(The exercise): In the records below, find each line with the word "COMPLETION" and copy it.

# Start of Records provided

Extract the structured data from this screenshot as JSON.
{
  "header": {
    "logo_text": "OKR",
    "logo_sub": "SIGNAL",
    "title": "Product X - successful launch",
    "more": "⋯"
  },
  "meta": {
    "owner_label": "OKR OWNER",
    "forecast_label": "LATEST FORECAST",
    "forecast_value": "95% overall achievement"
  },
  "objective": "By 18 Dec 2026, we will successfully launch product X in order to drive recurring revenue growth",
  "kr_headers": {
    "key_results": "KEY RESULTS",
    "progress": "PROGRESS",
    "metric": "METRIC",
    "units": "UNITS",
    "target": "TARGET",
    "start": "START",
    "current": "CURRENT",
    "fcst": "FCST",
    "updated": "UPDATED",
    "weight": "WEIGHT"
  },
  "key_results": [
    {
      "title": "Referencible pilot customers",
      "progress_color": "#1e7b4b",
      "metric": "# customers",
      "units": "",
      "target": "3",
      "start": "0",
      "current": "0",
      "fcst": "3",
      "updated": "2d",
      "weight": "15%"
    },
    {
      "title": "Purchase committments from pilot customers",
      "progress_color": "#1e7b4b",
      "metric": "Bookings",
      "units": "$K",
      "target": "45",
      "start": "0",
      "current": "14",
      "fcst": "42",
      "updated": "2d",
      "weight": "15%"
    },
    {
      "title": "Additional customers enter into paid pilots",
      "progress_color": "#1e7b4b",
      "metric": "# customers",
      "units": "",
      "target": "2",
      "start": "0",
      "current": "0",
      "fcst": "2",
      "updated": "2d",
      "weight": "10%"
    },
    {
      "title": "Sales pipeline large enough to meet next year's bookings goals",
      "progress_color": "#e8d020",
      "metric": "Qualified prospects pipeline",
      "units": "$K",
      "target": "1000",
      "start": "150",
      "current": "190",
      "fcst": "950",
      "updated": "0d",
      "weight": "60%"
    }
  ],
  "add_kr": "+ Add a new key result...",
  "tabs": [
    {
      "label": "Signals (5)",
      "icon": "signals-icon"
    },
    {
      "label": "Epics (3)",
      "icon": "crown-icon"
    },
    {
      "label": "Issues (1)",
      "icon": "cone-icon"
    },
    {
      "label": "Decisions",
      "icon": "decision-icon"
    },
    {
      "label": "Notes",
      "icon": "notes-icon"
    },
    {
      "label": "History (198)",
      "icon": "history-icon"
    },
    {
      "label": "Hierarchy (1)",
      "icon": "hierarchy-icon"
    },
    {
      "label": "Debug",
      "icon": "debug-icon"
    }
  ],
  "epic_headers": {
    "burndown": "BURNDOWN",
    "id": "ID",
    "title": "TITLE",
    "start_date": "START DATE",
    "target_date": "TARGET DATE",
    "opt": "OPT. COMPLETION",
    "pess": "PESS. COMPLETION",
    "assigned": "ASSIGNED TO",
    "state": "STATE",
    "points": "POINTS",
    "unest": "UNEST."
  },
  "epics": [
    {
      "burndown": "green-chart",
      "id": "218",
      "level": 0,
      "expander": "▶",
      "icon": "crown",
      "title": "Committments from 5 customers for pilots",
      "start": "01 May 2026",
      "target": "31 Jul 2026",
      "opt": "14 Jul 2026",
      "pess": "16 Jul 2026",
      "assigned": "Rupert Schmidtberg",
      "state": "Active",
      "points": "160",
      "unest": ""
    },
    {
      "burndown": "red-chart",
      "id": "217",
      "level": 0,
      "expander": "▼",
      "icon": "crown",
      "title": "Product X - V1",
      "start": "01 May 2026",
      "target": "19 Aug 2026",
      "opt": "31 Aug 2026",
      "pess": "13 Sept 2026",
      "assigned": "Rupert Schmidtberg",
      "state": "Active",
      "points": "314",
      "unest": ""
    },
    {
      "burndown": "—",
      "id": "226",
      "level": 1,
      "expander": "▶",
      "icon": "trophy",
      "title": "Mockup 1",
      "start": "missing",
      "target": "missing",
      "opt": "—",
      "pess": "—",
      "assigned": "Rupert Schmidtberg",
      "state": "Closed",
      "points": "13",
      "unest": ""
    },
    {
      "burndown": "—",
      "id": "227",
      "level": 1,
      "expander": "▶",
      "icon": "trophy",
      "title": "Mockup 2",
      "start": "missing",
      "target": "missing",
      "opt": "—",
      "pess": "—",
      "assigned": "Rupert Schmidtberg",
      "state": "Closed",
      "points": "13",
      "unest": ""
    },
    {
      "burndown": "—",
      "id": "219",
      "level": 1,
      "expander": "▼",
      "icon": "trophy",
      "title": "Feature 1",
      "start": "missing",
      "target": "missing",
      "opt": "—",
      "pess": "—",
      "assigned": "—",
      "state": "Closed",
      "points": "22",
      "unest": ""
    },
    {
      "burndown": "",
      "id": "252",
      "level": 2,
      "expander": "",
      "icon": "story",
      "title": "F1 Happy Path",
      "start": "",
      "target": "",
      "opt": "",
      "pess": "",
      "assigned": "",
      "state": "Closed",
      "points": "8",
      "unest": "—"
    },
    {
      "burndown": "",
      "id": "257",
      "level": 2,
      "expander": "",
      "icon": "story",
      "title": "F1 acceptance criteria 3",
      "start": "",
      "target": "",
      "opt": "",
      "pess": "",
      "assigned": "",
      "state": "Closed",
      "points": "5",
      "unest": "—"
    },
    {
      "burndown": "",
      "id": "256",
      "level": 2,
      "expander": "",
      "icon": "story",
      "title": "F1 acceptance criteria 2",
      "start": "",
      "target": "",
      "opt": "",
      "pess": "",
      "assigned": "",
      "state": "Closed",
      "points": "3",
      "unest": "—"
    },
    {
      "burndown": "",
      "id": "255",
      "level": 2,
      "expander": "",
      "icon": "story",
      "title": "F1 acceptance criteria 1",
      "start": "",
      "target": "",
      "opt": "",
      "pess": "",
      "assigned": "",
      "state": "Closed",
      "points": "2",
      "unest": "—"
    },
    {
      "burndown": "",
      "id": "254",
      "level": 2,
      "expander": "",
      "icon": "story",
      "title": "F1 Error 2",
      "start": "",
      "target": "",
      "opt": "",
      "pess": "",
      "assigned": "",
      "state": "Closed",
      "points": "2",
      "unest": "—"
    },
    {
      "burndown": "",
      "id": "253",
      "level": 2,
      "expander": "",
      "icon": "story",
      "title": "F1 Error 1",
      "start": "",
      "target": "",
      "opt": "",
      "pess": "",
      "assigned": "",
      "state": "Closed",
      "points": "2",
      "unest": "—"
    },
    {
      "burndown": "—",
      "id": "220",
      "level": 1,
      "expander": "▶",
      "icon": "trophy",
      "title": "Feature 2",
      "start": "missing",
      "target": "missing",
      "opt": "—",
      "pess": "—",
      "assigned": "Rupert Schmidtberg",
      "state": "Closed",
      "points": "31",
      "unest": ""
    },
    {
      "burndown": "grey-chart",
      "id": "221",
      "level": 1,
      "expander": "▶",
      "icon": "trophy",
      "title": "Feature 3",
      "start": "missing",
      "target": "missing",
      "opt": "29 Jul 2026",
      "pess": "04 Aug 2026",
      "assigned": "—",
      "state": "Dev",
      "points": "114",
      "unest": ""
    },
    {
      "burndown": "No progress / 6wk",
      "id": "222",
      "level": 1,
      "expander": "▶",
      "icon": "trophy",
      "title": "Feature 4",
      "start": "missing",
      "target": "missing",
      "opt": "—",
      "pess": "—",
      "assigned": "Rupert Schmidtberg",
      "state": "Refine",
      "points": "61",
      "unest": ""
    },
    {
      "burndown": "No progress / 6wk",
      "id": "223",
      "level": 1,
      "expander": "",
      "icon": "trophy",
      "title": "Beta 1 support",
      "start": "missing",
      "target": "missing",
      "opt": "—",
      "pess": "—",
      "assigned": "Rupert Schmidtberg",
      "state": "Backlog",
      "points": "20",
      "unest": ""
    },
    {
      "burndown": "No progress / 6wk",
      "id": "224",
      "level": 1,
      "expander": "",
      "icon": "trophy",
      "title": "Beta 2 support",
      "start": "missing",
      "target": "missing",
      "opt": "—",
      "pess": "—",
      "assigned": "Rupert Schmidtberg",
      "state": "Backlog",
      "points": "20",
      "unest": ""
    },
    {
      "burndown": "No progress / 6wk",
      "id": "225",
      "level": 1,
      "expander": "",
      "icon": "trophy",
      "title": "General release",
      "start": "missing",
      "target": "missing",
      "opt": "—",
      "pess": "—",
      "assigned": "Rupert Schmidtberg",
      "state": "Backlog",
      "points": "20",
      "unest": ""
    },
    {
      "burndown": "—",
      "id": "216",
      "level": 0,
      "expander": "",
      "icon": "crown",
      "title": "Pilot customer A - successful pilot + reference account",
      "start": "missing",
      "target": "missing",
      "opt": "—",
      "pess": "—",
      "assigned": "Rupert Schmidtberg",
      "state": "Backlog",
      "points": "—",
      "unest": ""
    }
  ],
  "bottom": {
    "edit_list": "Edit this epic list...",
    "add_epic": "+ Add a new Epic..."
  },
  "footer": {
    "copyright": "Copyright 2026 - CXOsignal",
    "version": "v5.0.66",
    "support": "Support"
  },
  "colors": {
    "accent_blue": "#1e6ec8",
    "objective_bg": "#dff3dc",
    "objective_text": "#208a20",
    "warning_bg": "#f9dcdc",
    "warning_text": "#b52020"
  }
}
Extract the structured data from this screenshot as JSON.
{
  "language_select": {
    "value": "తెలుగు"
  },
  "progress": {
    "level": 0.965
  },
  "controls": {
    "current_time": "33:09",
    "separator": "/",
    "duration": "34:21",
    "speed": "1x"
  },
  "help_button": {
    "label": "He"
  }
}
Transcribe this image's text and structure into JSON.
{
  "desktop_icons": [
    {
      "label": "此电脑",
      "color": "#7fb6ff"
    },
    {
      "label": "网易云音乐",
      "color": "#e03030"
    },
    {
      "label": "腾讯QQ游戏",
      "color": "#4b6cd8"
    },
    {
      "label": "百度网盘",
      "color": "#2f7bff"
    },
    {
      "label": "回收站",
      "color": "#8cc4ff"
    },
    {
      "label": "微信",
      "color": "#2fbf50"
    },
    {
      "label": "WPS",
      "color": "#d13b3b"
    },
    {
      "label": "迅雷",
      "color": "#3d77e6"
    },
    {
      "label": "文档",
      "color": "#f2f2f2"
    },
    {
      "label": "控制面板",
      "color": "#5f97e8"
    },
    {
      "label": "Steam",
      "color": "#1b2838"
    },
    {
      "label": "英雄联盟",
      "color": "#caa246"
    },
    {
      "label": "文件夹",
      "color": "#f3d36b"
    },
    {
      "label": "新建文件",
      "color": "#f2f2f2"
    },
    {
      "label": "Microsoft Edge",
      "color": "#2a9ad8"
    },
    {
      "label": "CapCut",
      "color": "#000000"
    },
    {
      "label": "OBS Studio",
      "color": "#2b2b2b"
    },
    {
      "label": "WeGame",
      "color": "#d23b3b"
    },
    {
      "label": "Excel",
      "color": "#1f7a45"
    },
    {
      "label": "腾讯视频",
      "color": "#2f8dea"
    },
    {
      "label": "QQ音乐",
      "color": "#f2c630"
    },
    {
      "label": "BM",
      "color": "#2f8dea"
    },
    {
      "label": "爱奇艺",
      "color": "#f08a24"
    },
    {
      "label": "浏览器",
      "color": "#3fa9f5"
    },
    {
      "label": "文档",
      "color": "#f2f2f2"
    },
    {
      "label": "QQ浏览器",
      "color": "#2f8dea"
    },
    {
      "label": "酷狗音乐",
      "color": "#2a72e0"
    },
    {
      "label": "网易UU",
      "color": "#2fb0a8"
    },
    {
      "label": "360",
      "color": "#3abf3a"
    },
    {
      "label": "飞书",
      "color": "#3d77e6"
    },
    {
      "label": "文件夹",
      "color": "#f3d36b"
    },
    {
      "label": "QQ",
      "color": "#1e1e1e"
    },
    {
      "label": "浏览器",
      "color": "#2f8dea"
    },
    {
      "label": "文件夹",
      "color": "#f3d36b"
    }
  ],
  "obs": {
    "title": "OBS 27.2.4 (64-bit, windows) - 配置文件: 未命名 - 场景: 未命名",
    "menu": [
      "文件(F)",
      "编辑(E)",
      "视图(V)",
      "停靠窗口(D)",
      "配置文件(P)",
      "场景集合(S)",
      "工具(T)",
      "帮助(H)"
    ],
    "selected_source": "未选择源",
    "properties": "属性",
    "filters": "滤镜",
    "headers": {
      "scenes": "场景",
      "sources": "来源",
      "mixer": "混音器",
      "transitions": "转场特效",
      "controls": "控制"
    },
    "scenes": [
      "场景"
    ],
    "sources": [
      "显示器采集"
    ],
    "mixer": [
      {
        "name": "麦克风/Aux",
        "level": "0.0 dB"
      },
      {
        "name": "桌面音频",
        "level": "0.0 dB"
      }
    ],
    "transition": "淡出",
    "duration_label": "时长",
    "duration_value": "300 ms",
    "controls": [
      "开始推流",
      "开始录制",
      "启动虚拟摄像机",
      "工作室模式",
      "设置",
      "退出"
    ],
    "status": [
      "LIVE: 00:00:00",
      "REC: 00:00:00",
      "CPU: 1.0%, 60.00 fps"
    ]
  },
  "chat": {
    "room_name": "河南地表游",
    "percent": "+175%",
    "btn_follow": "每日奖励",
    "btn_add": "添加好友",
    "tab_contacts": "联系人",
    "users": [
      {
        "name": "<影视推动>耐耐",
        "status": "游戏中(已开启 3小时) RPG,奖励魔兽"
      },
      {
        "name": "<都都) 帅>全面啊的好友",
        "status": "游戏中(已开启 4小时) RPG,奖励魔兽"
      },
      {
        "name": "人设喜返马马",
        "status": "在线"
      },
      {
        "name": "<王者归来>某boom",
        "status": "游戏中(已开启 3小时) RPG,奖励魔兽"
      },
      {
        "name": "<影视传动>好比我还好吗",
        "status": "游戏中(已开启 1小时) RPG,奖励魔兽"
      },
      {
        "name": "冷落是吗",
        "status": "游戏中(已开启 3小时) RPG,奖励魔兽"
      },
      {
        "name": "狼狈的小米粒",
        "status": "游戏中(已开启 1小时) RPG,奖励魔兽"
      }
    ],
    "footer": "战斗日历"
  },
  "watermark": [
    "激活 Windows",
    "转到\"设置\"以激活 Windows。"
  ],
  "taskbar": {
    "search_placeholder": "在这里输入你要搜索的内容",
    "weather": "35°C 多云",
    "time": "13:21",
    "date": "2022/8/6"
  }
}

# End of Records provided

(Task response):
    "opt": "OPT. COMPLETION",
    "pess": "PESS. COMPLETION",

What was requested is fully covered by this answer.